>>>
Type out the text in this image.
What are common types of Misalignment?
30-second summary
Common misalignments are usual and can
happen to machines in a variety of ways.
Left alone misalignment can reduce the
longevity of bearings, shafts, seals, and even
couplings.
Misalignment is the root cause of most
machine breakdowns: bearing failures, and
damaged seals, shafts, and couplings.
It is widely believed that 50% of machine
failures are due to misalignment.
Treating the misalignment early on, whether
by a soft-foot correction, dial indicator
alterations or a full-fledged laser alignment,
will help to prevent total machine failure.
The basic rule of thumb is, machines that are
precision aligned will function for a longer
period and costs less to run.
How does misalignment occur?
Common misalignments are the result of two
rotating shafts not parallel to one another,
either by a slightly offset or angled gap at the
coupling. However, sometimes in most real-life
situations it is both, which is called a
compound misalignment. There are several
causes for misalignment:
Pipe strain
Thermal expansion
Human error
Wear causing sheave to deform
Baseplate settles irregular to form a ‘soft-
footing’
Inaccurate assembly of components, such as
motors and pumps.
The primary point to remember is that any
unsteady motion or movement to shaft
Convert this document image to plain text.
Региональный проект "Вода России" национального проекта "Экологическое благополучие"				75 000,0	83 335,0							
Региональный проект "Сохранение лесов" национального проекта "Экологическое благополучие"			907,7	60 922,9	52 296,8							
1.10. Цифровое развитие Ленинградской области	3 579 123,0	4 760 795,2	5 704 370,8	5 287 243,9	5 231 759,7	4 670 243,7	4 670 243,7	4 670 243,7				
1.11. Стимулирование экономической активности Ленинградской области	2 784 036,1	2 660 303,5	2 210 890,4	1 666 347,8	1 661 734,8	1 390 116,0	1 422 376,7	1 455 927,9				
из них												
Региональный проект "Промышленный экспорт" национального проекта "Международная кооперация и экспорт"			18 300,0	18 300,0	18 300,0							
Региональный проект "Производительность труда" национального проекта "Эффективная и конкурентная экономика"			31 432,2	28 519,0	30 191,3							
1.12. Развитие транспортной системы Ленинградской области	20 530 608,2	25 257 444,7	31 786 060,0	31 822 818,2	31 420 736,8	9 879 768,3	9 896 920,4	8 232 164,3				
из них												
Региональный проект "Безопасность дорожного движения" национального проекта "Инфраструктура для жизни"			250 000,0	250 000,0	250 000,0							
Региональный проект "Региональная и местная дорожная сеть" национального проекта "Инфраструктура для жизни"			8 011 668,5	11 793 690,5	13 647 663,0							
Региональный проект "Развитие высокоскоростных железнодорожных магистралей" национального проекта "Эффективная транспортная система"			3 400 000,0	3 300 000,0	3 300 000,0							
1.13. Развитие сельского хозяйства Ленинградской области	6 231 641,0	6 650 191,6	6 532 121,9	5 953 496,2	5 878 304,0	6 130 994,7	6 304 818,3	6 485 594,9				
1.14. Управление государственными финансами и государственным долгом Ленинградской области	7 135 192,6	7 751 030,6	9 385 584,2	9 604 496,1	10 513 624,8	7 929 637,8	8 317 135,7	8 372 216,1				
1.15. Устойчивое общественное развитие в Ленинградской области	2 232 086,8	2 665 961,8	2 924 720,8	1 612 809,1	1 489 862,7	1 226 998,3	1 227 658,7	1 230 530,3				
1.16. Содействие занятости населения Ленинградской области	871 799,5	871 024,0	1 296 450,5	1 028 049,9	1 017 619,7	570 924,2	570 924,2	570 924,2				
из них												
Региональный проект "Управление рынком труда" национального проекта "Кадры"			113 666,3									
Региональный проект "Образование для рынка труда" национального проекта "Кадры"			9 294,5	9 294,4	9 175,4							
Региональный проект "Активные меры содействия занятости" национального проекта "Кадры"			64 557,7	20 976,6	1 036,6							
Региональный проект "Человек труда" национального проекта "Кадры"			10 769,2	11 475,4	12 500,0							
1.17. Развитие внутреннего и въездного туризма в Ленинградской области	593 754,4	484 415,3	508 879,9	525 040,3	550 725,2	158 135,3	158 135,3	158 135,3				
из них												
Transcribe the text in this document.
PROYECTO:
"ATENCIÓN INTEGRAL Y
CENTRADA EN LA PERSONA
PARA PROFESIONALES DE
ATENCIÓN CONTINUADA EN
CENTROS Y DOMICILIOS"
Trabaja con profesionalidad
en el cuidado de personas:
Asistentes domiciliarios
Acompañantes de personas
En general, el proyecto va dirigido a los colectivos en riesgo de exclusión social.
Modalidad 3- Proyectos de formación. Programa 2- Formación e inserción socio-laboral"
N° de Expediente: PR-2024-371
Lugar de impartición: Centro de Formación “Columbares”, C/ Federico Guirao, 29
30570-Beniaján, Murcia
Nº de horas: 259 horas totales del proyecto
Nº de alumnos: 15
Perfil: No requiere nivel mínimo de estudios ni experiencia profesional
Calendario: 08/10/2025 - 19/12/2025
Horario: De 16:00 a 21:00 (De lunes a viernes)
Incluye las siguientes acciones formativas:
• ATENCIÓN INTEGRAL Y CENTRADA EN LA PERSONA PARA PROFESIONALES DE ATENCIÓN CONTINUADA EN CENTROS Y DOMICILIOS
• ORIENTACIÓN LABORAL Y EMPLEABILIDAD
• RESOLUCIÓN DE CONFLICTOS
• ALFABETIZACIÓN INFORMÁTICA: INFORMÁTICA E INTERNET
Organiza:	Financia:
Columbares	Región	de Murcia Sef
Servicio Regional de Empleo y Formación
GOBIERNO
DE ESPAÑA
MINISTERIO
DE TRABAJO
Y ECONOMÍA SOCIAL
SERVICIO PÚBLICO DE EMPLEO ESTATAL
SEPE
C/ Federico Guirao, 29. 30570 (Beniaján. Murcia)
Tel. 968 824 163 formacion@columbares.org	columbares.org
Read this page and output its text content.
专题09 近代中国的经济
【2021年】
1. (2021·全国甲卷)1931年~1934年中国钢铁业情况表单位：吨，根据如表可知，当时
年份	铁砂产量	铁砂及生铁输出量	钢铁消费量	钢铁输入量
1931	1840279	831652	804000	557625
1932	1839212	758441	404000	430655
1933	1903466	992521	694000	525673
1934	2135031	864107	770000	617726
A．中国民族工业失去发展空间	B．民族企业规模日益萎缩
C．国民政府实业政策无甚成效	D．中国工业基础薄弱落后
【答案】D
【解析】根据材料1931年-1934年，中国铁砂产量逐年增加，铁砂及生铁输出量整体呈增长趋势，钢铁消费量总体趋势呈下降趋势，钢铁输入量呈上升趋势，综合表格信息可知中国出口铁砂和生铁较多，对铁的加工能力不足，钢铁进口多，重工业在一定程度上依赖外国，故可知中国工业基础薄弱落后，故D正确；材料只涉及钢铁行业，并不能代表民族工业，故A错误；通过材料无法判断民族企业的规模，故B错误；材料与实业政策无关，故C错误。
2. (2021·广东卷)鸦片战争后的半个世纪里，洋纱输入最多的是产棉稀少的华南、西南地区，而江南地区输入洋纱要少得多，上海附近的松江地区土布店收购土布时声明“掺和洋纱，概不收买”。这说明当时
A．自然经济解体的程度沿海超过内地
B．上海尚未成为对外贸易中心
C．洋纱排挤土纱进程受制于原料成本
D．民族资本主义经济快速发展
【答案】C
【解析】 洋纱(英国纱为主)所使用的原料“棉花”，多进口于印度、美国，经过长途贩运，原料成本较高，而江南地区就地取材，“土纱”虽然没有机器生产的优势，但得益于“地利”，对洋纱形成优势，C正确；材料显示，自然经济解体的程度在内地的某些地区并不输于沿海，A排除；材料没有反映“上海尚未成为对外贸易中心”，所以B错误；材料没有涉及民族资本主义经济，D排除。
<<<
● Task requirements
From the entries above, copy each line holding "seals".

● Right answer
longevity of bearings, shafts, seals, and even
damaged seals, shafts, and couplings.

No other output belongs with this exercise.